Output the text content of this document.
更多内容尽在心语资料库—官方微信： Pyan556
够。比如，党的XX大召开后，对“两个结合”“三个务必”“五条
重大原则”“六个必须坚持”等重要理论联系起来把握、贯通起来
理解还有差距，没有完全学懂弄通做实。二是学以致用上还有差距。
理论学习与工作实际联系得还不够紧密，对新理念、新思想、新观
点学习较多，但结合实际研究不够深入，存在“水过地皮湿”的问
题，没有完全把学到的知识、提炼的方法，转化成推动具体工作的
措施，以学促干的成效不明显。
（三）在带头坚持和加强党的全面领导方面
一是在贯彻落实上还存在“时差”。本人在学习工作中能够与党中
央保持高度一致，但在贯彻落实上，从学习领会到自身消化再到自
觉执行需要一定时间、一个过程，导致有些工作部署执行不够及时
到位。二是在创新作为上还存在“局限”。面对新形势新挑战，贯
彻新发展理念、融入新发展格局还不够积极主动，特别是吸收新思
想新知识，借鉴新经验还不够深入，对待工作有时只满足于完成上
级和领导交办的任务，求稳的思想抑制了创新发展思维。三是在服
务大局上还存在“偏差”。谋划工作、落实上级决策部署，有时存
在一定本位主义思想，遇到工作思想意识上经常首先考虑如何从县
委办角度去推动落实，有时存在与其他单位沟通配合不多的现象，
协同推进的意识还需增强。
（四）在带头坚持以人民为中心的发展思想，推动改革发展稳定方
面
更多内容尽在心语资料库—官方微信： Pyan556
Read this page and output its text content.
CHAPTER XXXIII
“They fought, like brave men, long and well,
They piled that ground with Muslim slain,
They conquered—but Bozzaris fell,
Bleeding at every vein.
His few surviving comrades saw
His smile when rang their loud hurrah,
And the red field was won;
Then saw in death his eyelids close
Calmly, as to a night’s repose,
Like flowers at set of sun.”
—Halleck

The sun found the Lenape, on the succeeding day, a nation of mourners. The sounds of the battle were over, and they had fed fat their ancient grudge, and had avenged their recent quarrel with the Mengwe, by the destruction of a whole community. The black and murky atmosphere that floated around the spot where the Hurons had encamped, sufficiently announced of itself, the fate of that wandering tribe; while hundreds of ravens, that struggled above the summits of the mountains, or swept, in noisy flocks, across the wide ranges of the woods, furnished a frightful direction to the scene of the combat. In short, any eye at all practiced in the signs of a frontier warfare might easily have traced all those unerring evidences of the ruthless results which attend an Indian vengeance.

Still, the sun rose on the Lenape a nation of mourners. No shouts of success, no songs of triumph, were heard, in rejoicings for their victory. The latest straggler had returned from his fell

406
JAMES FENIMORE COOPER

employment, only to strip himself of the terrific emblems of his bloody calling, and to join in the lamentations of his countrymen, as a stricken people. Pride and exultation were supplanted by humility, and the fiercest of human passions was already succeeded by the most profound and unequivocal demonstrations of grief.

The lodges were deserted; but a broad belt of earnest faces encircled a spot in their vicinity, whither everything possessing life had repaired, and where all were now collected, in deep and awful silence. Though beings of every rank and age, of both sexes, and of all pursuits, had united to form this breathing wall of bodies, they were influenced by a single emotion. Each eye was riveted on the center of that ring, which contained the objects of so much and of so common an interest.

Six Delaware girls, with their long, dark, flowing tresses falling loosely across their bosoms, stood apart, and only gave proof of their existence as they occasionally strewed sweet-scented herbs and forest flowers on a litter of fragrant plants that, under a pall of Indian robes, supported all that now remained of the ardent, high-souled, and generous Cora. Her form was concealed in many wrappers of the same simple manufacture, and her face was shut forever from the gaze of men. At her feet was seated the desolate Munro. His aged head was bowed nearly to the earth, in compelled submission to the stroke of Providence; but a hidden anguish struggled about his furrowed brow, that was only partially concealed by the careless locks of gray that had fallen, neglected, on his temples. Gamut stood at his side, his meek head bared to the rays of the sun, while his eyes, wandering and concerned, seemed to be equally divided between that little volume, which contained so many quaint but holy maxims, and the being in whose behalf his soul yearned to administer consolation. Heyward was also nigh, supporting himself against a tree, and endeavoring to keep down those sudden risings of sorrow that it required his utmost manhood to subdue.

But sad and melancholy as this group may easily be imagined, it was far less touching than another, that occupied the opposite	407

━━━━━━━━━━━━━━━━━━━━

Show all lines from the listing above in which "fell" appears.

Solution ▸
They conquered—but Bozzaris fell,
Still, the sun rose on the Lenape a nation of mourners. No shouts of success, no songs of triumph, were heard, in rejoicings for their victory. The latest straggler had returned from his fell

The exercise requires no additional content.